▼

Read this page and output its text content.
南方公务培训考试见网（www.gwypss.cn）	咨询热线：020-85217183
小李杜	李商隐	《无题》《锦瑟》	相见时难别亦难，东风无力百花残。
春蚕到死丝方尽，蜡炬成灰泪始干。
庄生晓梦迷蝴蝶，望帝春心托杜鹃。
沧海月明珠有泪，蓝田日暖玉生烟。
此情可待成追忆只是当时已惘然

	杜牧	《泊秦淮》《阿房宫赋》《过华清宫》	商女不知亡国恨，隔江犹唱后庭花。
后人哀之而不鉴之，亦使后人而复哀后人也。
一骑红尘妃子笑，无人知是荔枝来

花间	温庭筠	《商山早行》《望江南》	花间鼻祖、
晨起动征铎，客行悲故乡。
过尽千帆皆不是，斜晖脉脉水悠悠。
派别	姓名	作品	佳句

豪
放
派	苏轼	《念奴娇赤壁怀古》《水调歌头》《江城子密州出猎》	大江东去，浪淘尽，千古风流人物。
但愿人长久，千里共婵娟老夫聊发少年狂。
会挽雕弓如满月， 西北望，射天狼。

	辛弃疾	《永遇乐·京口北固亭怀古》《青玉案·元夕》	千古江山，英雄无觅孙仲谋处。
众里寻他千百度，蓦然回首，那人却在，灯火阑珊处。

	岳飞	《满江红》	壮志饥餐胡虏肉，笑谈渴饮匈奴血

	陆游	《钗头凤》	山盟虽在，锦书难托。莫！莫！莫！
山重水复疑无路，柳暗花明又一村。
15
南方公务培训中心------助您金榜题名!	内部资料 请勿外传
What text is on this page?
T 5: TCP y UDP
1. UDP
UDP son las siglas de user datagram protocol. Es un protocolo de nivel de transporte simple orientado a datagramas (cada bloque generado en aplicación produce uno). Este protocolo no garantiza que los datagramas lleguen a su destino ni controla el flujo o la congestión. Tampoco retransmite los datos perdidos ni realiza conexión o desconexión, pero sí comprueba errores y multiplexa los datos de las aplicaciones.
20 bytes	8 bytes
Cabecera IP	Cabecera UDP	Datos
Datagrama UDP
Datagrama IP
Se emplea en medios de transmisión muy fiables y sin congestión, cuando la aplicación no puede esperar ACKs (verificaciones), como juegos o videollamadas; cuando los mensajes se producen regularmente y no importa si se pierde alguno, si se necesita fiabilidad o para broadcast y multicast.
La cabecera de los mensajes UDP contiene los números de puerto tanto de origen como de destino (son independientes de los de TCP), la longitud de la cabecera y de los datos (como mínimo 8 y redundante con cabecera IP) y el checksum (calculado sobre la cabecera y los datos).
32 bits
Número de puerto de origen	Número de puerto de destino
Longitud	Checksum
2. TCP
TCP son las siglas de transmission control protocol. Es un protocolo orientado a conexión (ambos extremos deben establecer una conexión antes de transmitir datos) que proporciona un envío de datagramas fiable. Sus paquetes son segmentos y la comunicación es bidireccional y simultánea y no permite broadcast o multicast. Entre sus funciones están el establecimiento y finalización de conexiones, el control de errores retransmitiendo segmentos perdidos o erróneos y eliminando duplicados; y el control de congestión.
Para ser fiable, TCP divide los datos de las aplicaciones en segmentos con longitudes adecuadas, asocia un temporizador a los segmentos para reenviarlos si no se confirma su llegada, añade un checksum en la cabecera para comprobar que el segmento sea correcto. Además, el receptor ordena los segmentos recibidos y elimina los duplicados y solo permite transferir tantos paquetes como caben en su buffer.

▲

- WHAT YOU HAVE TO DO
Produce an exact copy of every entry above.

- WRITTEN RESPONSE
Read this page and output its text content.
南方公务培训考试见网（www.gwypss.cn）	咨询热线：020-85217183
小李杜	李商隐	《无题》《锦瑟》	相见时难别亦难，东风无力百花残。
春蚕到死丝方尽，蜡炬成灰泪始干。
庄生晓梦迷蝴蝶，望帝春心托杜鹃。
沧海月明珠有泪，蓝田日暖玉生烟。
此情可待成追忆只是当时已惘然

	杜牧	《泊秦淮》《阿房宫赋》《过华清宫》	商女不知亡国恨，隔江犹唱后庭花。
后人哀之而不鉴之，亦使后人而复哀后人也。
一骑红尘妃子笑，无人知是荔枝来

花间	温庭筠	《商山早行》《望江南》	花间鼻祖、
晨起动征铎，客行悲故乡。
过尽千帆皆不是，斜晖脉脉水悠悠。
派别	姓名	作品	佳句

豪
放
派	苏轼	《念奴娇赤壁怀古》《水调歌头》《江城子密州出猎》	大江东去，浪淘尽，千古风流人物。
但愿人长久，千里共婵娟老夫聊发少年狂。
会挽雕弓如满月， 西北望，射天狼。

	辛弃疾	《永遇乐·京口北固亭怀古》《青玉案·元夕》	千古江山，英雄无觅孙仲谋处。
众里寻他千百度，蓦然回首，那人却在，灯火阑珊处。

	岳飞	《满江红》	壮志饥餐胡虏肉，笑谈渴饮匈奴血

	陆游	《钗头凤》	山盟虽在，锦书难托。莫！莫！莫！
山重水复疑无路，柳暗花明又一村。
15
南方公务培训中心------助您金榜题名!	内部资料 请勿外传
What text is on this page?
T 5: TCP y UDP
1. UDP
UDP son las siglas de user datagram protocol. Es un protocolo de nivel de transporte simple orientado a datagramas (cada bloque generado en aplicación produce uno). Este protocolo no garantiza que los datagramas lleguen a su destino ni controla el flujo o la congestión. Tampoco retransmite los datos perdidos ni realiza conexión o desconexión, pero sí comprueba errores y multiplexa los datos de las aplicaciones.
20 bytes	8 bytes
Cabecera IP	Cabecera UDP	Datos
Datagrama UDP
Datagrama IP
Se emplea en medios de transmisión muy fiables y sin congestión, cuando la aplicación no puede esperar ACKs (verificaciones), como juegos o videollamadas; cuando los mensajes se producen regularmente y no importa si se pierde alguno, si se necesita fiabilidad o para broadcast y multicast.
La cabecera de los mensajes UDP contiene los números de puerto tanto de origen como de destino (son independientes de los de TCP), la longitud de la cabecera y de los datos (como mínimo 8 y redundante con cabecera IP) y el checksum (calculado sobre la cabecera y los datos).
32 bits
Número de puerto de origen	Número de puerto de destino
Longitud	Checksum
2. TCP
TCP son las siglas de transmission control protocol. Es un protocolo orientado a conexión (ambos extremos deben establecer una conexión antes de transmitir datos) que proporciona un envío de datagramas fiable. Sus paquetes son segmentos y la comunicación es bidireccional y simultánea y no permite broadcast o multicast. Entre sus funciones están el establecimiento y finalización de conexiones, el control de errores retransmitiendo segmentos perdidos o erróneos y eliminando duplicados; y el control de congestión.
Para ser fiable, TCP divide los datos de las aplicaciones en segmentos con longitudes adecuadas, asocia un temporizador a los segmentos para reenviarlos si no se confirma su llegada, añade un checksum en la cabecera para comprobar que el segmento sea correcto. Además, el receptor ordena los segmentos recibidos y elimina los duplicados y solo permite transferir tantos paquetes como caben en su buffer.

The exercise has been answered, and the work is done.